** Task objective **
Among the following entries, count the lines that contain "странам" and report only the result.

Dataset records
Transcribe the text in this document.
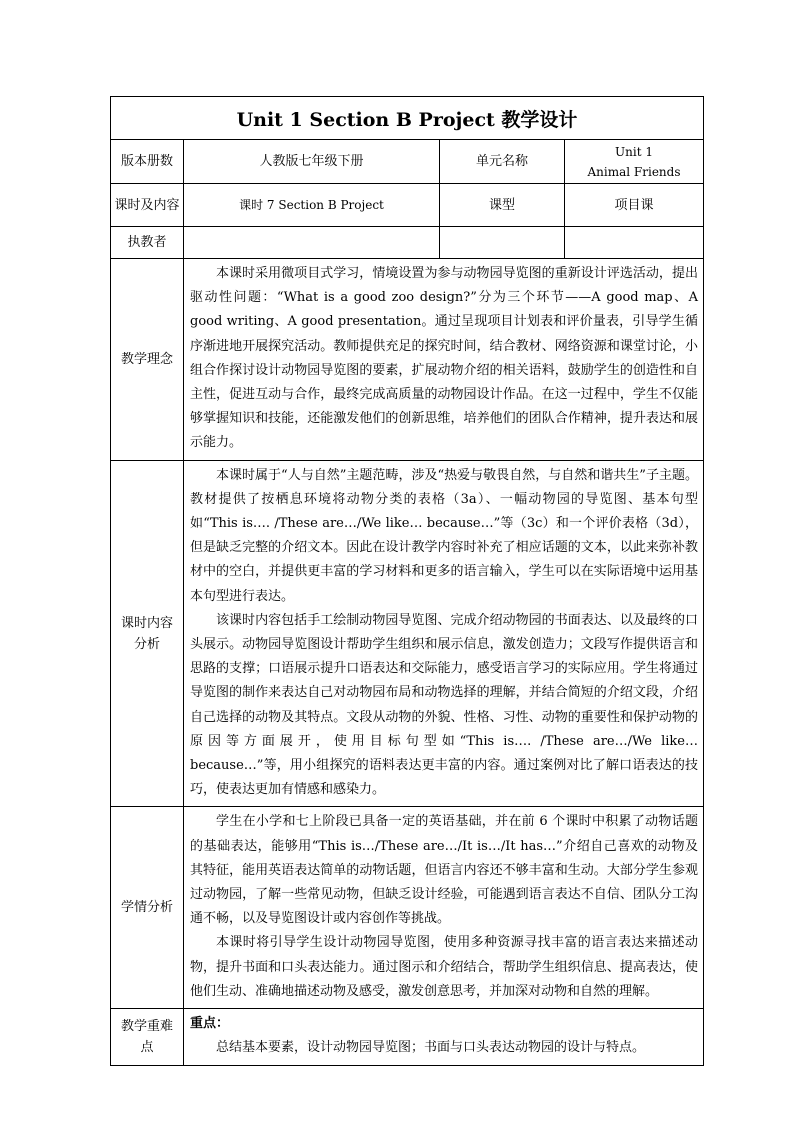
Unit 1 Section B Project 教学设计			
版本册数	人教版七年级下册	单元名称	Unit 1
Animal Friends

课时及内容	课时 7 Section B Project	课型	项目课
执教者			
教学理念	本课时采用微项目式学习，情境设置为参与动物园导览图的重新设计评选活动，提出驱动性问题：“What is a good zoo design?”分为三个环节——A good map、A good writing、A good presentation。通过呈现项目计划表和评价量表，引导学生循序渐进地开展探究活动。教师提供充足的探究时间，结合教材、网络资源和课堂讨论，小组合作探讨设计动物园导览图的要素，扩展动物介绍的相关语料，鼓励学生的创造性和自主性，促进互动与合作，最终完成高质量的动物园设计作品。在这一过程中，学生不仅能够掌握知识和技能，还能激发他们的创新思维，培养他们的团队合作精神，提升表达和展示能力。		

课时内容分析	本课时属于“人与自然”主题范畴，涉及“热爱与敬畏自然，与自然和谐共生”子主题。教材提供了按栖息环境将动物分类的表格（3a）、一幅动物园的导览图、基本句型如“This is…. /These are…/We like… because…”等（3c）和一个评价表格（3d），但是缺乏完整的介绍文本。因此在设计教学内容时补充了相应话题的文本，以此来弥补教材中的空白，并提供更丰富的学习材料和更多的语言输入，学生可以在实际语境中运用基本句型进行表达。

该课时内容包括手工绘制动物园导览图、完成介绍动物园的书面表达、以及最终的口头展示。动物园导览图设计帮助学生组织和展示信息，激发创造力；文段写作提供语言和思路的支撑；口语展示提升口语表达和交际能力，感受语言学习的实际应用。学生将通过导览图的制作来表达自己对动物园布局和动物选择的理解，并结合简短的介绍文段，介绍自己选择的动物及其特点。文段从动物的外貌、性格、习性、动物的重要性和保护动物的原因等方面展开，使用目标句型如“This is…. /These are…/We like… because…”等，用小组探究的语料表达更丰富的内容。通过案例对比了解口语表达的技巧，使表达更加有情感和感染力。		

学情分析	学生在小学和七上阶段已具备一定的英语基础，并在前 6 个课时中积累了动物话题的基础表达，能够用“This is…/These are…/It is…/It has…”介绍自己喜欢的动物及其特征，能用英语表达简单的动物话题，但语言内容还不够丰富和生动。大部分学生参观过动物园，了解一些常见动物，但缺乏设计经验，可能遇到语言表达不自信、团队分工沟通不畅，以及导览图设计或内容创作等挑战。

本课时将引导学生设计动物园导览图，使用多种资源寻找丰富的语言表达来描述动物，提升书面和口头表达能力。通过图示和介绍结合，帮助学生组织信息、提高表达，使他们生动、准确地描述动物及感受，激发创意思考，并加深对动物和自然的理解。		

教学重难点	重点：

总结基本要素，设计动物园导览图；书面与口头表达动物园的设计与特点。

* * *

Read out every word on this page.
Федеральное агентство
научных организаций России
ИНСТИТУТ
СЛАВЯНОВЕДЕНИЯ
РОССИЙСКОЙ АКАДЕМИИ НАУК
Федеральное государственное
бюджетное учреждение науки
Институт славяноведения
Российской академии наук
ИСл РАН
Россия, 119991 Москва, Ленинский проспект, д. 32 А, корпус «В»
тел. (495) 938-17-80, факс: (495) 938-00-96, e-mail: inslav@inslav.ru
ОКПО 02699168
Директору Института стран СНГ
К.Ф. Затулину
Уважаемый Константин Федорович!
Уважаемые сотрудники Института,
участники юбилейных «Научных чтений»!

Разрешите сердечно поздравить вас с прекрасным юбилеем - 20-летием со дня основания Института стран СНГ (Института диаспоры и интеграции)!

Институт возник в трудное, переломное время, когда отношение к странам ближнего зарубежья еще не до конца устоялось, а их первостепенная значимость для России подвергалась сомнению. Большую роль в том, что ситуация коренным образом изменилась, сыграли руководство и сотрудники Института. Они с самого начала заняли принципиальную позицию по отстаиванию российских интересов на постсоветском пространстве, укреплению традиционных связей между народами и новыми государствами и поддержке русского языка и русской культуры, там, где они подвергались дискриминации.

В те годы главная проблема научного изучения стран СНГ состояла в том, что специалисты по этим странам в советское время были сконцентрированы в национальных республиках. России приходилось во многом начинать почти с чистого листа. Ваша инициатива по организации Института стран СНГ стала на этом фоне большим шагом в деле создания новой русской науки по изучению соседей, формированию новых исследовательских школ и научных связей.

** Response **
2